- Provided data:
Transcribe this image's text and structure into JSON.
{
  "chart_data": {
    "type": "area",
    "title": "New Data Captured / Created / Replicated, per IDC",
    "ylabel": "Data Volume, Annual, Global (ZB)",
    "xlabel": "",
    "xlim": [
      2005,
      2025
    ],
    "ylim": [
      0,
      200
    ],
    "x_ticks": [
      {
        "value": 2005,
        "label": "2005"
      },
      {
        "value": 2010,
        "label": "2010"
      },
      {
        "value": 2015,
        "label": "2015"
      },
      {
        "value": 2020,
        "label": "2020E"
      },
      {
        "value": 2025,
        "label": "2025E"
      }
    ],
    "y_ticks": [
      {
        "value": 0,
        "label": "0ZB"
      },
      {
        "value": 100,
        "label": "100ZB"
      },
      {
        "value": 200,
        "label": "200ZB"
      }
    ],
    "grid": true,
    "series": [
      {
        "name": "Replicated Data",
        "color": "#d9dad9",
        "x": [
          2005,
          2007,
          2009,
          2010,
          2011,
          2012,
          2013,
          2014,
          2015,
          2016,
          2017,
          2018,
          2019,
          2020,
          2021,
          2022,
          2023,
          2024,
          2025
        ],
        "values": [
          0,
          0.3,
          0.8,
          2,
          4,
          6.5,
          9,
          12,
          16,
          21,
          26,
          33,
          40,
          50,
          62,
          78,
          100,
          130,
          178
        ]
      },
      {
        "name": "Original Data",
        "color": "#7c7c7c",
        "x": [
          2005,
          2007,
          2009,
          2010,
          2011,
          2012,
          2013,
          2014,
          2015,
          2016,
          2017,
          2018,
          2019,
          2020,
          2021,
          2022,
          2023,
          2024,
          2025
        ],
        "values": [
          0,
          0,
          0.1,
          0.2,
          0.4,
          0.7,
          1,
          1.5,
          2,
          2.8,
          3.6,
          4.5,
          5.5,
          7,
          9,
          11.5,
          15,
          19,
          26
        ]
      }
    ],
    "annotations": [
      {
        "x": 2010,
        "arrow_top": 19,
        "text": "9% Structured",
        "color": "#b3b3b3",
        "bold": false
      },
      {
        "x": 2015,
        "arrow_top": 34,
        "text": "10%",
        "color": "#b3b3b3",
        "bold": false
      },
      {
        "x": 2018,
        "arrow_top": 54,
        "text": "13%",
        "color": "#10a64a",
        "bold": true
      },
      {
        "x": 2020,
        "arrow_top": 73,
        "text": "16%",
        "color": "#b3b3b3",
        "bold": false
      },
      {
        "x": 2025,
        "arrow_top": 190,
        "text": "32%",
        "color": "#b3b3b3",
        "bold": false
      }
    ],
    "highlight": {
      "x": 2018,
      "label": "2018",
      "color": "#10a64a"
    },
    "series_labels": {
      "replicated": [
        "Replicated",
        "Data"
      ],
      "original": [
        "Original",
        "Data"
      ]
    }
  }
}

- Stated task: Which lines include "name"? Copy each of them out.

- Exercise answer:
        "name": "Replicated Data",
        "name": "Original Data",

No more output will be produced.